Identify the lines bearing the string "frac" and gather them.

Collected data:
>> BEGIN

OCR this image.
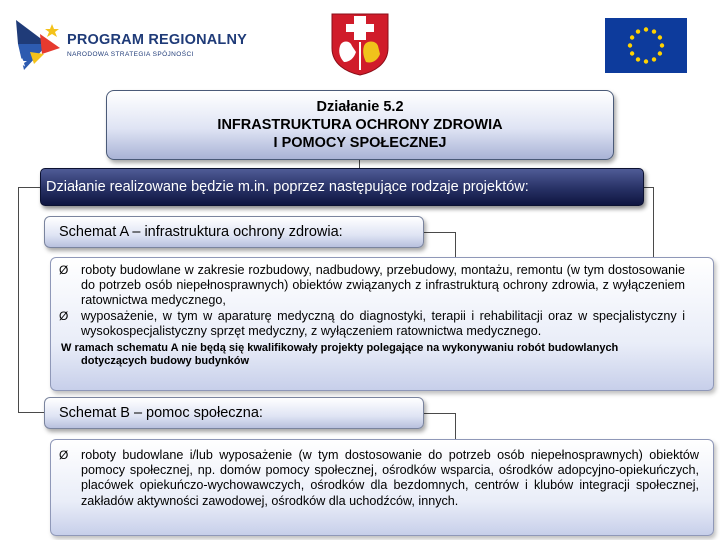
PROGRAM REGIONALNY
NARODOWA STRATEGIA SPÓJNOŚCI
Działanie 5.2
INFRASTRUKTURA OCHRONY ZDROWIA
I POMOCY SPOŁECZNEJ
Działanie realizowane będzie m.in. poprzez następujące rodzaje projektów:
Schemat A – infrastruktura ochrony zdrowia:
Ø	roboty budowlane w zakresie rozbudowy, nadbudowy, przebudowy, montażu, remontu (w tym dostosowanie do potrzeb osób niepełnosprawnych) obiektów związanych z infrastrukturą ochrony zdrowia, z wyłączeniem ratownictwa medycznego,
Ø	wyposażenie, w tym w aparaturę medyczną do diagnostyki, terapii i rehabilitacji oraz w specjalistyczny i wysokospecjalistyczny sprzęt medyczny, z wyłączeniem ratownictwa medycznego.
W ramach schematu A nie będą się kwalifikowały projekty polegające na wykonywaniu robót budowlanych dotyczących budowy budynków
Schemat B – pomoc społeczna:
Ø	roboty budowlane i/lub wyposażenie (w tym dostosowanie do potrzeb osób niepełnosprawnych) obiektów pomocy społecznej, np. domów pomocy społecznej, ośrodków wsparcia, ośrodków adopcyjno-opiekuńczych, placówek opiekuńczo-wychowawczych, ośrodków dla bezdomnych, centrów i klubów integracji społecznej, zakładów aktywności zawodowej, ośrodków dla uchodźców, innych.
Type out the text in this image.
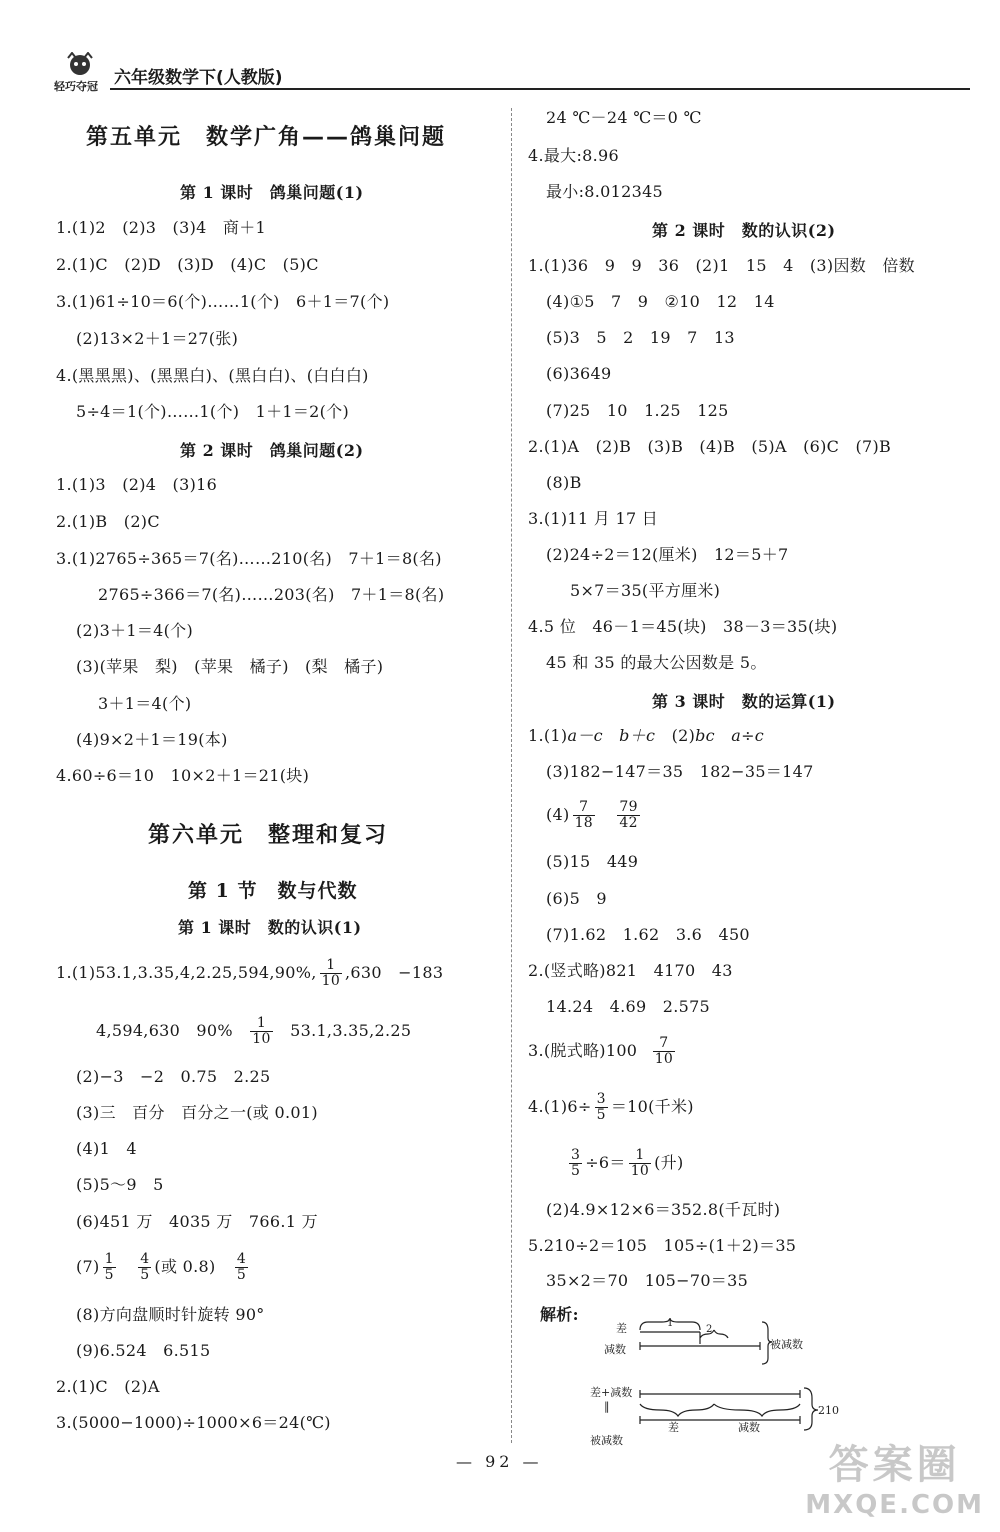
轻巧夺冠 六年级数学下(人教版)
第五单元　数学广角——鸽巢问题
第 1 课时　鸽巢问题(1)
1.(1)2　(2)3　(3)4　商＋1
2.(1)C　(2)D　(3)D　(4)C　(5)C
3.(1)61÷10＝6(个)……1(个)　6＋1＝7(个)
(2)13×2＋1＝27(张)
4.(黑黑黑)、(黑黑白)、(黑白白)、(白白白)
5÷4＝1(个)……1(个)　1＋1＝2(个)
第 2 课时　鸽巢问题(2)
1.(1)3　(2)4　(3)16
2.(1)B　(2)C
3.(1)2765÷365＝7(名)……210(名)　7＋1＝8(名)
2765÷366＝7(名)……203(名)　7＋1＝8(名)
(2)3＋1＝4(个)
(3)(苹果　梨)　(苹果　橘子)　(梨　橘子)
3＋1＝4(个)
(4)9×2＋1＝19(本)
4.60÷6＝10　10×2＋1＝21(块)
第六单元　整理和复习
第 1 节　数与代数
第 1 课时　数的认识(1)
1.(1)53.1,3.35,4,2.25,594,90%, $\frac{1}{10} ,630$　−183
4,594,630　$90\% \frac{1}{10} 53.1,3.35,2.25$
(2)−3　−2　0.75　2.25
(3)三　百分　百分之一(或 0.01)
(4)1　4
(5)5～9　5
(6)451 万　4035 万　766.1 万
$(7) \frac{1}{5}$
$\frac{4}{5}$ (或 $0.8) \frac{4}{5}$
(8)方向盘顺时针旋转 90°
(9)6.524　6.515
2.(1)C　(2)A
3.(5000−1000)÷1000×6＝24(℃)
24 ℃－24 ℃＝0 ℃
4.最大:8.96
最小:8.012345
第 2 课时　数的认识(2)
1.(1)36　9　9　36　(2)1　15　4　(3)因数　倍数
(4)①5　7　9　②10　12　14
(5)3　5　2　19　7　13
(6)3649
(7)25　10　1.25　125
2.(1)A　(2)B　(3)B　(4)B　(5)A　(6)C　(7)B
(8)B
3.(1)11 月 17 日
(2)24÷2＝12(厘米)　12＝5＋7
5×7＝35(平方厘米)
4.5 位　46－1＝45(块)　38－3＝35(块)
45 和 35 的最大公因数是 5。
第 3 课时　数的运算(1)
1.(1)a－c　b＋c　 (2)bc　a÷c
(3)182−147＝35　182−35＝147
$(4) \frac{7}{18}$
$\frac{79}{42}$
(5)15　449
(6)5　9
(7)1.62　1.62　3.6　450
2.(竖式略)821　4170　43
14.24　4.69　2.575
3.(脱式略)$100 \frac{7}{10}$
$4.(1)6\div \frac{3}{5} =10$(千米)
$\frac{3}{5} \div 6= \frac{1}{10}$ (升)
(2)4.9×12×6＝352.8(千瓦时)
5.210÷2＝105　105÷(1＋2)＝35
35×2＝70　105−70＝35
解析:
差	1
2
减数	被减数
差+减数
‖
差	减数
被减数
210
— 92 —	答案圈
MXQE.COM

>> END

**OUTPUT FOR THIS EXERCISE**.
1.(1)53.1,3.35,4,2.25,594,90%, $\frac{1}{10} ,630$　−183
4,594,630　$90\% \frac{1}{10} 53.1,3.35,2.25$
$(7) \frac{1}{5}$
$\frac{4}{5}$ (或 $0.8) \frac{4}{5}$
$(4) \frac{7}{18}$
$\frac{79}{42}$
3.(脱式略)$100 \frac{7}{10}$
$4.(1)6\div \frac{3}{5} =10$(千米)
$\frac{3}{5} \div 6= \frac{1}{10}$ (升)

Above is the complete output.